DATASET ROWS
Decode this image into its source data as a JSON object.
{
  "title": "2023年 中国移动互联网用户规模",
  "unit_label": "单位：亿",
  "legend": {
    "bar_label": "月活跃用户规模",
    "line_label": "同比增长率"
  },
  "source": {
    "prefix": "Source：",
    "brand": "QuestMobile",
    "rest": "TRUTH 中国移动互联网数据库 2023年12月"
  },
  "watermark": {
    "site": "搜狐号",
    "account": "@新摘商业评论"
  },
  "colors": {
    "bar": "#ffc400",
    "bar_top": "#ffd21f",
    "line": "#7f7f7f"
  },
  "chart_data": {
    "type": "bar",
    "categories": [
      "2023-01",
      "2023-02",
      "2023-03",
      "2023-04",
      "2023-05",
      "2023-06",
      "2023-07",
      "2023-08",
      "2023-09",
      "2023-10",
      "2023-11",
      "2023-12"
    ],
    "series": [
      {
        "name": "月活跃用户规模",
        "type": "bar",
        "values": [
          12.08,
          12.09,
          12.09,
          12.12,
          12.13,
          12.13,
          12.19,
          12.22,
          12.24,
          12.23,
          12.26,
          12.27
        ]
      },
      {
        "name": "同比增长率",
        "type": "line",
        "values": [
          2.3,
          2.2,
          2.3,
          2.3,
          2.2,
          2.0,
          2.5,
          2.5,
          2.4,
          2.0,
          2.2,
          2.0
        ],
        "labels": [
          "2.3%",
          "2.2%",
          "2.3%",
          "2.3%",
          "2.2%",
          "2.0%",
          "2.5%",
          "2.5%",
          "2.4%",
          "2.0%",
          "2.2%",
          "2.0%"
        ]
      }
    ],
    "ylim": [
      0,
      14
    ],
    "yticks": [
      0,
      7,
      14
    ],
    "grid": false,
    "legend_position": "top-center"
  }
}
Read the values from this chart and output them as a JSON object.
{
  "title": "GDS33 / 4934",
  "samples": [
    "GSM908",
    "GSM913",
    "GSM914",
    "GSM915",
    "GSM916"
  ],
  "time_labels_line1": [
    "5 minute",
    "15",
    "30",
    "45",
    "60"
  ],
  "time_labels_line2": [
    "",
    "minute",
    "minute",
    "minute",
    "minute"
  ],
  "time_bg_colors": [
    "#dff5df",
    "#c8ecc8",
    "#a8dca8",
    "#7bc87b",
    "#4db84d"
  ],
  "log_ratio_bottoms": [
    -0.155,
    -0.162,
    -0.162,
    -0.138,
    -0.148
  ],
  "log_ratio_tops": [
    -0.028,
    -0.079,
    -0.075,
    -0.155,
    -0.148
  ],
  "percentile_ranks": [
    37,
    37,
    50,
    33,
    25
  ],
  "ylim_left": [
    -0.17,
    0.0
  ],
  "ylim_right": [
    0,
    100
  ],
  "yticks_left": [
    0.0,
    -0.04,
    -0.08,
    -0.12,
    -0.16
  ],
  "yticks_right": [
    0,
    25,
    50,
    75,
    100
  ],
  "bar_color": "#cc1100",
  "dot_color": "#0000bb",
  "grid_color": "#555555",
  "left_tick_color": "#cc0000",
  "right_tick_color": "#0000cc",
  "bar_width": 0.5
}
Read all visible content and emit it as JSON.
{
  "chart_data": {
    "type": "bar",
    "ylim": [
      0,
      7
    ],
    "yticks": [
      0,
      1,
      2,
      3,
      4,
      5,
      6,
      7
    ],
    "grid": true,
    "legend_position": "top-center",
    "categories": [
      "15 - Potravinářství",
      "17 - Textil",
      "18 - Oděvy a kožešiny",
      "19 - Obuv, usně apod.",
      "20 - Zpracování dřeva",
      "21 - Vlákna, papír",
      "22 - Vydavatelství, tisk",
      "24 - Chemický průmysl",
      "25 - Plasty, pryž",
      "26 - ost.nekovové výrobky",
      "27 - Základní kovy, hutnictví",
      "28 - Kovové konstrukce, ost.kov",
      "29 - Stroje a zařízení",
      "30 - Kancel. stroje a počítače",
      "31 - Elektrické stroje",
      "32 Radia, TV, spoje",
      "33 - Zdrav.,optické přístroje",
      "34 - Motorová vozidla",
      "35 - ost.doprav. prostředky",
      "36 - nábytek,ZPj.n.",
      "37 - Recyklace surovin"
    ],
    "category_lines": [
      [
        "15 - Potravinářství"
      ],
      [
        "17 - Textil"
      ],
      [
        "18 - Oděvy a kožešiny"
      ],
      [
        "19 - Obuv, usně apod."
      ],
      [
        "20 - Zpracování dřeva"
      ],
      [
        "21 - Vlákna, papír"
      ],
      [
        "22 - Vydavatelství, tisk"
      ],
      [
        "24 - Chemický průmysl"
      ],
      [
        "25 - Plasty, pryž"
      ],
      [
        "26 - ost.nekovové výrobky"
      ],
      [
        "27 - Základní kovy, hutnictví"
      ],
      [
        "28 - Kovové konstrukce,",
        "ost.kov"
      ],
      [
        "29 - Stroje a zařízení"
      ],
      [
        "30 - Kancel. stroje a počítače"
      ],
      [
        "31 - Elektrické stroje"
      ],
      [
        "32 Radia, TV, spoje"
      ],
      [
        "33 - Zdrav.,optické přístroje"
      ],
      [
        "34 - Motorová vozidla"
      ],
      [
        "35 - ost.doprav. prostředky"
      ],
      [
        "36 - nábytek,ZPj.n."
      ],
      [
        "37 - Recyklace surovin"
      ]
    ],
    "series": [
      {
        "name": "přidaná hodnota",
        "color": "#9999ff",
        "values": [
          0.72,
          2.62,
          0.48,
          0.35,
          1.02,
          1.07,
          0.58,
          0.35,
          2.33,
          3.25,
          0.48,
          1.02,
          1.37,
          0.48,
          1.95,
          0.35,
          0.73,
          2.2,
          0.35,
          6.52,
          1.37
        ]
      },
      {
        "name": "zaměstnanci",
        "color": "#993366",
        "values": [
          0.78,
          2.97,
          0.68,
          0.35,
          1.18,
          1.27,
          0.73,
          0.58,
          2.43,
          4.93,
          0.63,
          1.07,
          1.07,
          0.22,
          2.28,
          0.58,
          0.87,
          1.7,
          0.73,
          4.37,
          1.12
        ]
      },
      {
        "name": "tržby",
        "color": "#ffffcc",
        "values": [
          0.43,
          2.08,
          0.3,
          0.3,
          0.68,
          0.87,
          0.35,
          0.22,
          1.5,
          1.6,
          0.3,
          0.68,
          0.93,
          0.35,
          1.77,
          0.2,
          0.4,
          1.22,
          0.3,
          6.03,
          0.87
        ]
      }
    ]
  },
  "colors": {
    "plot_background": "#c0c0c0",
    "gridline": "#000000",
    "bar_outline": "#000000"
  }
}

INSTRUCTIONS TO FOLLOW
Write out every record shown above, word for word.

THE RESULT
Decode this image into its source data as a JSON object.
{
  "title": "2023年 中国移动互联网用户规模",
  "unit_label": "单位：亿",
  "legend": {
    "bar_label": "月活跃用户规模",
    "line_label": "同比增长率"
  },
  "source": {
    "prefix": "Source：",
    "brand": "QuestMobile",
    "rest": "TRUTH 中国移动互联网数据库 2023年12月"
  },
  "watermark": {
    "site": "搜狐号",
    "account": "@新摘商业评论"
  },
  "colors": {
    "bar": "#ffc400",
    "bar_top": "#ffd21f",
    "line": "#7f7f7f"
  },
  "chart_data": {
    "type": "bar",
    "categories": [
      "2023-01",
      "2023-02",
      "2023-03",
      "2023-04",
      "2023-05",
      "2023-06",
      "2023-07",
      "2023-08",
      "2023-09",
      "2023-10",
      "2023-11",
      "2023-12"
    ],
    "series": [
      {
        "name": "月活跃用户规模",
        "type": "bar",
        "values": [
          12.08,
          12.09,
          12.09,
          12.12,
          12.13,
          12.13,
          12.19,
          12.22,
          12.24,
          12.23,
          12.26,
          12.27
        ]
      },
      {
        "name": "同比增长率",
        "type": "line",
        "values": [
          2.3,
          2.2,
          2.3,
          2.3,
          2.2,
          2.0,
          2.5,
          2.5,
          2.4,
          2.0,
          2.2,
          2.0
        ],
        "labels": [
          "2.3%",
          "2.2%",
          "2.3%",
          "2.3%",
          "2.2%",
          "2.0%",
          "2.5%",
          "2.5%",
          "2.4%",
          "2.0%",
          "2.2%",
          "2.0%"
        ]
      }
    ],
    "ylim": [
      0,
      14
    ],
    "yticks": [
      0,
      7,
      14
    ],
    "grid": false,
    "legend_position": "top-center"
  }
}
Read the values from this chart and output them as a JSON object.
{
  "title": "GDS33 / 4934",
  "samples": [
    "GSM908",
    "GSM913",
    "GSM914",
    "GSM915",
    "GSM916"
  ],
  "time_labels_line1": [
    "5 minute",
    "15",
    "30",
    "45",
    "60"
  ],
  "time_labels_line2": [
    "",
    "minute",
    "minute",
    "minute",
    "minute"
  ],
  "time_bg_colors": [
    "#dff5df",
    "#c8ecc8",
    "#a8dca8",
    "#7bc87b",
    "#4db84d"
  ],
  "log_ratio_bottoms": [
    -0.155,
    -0.162,
    -0.162,
    -0.138,
    -0.148
  ],
  "log_ratio_tops": [
    -0.028,
    -0.079,
    -0.075,
    -0.155,
    -0.148
  ],
  "percentile_ranks": [
    37,
    37,
    50,
    33,
    25
  ],
  "ylim_left": [
    -0.17,
    0.0
  ],
  "ylim_right": [
    0,
    100
  ],
  "yticks_left": [
    0.0,
    -0.04,
    -0.08,
    -0.12,
    -0.16
  ],
  "yticks_right": [
    0,
    25,
    50,
    75,
    100
  ],
  "bar_color": "#cc1100",
  "dot_color": "#0000bb",
  "grid_color": "#555555",
  "left_tick_color": "#cc0000",
  "right_tick_color": "#0000cc",
  "bar_width": 0.5
}
Read all visible content and emit it as JSON.
{
  "chart_data": {
    "type": "bar",
    "ylim": [
      0,
      7
    ],
    "yticks": [
      0,
      1,
      2,
      3,
      4,
      5,
      6,
      7
    ],
    "grid": true,
    "legend_position": "top-center",
    "categories": [
      "15 - Potravinářství",
      "17 - Textil",
      "18 - Oděvy a kožešiny",
      "19 - Obuv, usně apod.",
      "20 - Zpracování dřeva",
      "21 - Vlákna, papír",
      "22 - Vydavatelství, tisk",
      "24 - Chemický průmysl",
      "25 - Plasty, pryž",
      "26 - ost.nekovové výrobky",
      "27 - Základní kovy, hutnictví",
      "28 - Kovové konstrukce, ost.kov",
      "29 - Stroje a zařízení",
      "30 - Kancel. stroje a počítače",
      "31 - Elektrické stroje",
      "32 Radia, TV, spoje",
      "33 - Zdrav.,optické přístroje",
      "34 - Motorová vozidla",
      "35 - ost.doprav. prostředky",
      "36 - nábytek,ZPj.n.",
      "37 - Recyklace surovin"
    ],
    "category_lines": [
      [
        "15 - Potravinářství"
      ],
      [
        "17 - Textil"
      ],
      [
        "18 - Oděvy a kožešiny"
      ],
      [
        "19 - Obuv, usně apod."
      ],
      [
        "20 - Zpracování dřeva"
      ],
      [
        "21 - Vlákna, papír"
      ],
      [
        "22 - Vydavatelství, tisk"
      ],
      [
        "24 - Chemický průmysl"
      ],
      [
        "25 - Plasty, pryž"
      ],
      [
        "26 - ost.nekovové výrobky"
      ],
      [
        "27 - Základní kovy, hutnictví"
      ],
      [
        "28 - Kovové konstrukce,",
        "ost.kov"
      ],
      [
        "29 - Stroje a zařízení"
      ],
      [
        "30 - Kancel. stroje a počítače"
      ],
      [
        "31 - Elektrické stroje"
      ],
      [
        "32 Radia, TV, spoje"
      ],
      [
        "33 - Zdrav.,optické přístroje"
      ],
      [
        "34 - Motorová vozidla"
      ],
      [
        "35 - ost.doprav. prostředky"
      ],
      [
        "36 - nábytek,ZPj.n."
      ],
      [
        "37 - Recyklace surovin"
      ]
    ],
    "series": [
      {
        "name": "přidaná hodnota",
        "color": "#9999ff",
        "values": [
          0.72,
          2.62,
          0.48,
          0.35,
          1.02,
          1.07,
          0.58,
          0.35,
          2.33,
          3.25,
          0.48,
          1.02,
          1.37,
          0.48,
          1.95,
          0.35,
          0.73,
          2.2,
          0.35,
          6.52,
          1.37
        ]
      },
      {
        "name": "zaměstnanci",
        "color": "#993366",
        "values": [
          0.78,
          2.97,
          0.68,
          0.35,
          1.18,
          1.27,
          0.73,
          0.58,
          2.43,
          4.93,
          0.63,
          1.07,
          1.07,
          0.22,
          2.28,
          0.58,
          0.87,
          1.7,
          0.73,
          4.37,
          1.12
        ]
      },
      {
        "name": "tržby",
        "color": "#ffffcc",
        "values": [
          0.43,
          2.08,
          0.3,
          0.3,
          0.68,
          0.87,
          0.35,
          0.22,
          1.5,
          1.6,
          0.3,
          0.68,
          0.93,
          0.35,
          1.77,
          0.2,
          0.4,
          1.22,
          0.3,
          6.03,
          0.87
        ]
      }
    ]
  },
  "colors": {
    "plot_background": "#c0c0c0",
    "gridline": "#000000",
    "bar_outline": "#000000"
  }
}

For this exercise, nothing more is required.